# Task description
Copy each line below that includes "Attention".

# Data to process
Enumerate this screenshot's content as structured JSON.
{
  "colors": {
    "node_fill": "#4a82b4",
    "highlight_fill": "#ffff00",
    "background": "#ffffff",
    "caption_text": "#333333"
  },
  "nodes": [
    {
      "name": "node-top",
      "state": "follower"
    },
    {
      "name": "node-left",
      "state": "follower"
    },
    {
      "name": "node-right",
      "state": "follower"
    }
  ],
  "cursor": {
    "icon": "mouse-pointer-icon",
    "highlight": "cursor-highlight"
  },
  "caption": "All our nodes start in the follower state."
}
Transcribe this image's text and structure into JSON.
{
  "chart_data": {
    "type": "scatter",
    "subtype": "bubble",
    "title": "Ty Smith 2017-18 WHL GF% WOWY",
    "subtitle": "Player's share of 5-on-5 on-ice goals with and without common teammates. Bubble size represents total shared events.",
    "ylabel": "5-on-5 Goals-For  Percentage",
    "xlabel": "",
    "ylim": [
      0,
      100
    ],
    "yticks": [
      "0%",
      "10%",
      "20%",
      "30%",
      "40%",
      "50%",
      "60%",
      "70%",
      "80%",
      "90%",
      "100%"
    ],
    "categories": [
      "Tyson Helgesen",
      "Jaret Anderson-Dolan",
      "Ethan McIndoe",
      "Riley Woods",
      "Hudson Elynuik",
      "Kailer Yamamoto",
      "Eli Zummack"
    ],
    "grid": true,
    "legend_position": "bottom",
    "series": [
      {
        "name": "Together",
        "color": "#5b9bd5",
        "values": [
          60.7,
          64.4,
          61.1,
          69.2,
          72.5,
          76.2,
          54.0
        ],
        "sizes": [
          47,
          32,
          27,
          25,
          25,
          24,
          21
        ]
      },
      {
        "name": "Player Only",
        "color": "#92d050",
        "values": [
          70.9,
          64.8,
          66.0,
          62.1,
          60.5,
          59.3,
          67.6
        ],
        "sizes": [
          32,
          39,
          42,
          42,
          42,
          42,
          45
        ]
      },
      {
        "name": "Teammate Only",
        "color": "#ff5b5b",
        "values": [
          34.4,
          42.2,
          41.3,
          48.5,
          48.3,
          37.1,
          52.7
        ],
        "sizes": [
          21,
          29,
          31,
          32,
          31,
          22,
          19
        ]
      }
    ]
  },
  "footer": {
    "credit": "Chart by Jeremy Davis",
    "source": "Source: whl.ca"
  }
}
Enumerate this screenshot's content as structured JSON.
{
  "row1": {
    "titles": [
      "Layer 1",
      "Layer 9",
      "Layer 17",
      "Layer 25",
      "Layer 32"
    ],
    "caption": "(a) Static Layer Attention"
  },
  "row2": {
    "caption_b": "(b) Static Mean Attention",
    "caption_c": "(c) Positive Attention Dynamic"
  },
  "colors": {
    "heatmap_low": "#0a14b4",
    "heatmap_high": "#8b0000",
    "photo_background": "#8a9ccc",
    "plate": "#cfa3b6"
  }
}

# Solution to the exercise
    "caption": "(a) Static Layer Attention"
    "caption_b": "(b) Static Mean Attention",
    "caption_c": "(c) Positive Attention Dynamic"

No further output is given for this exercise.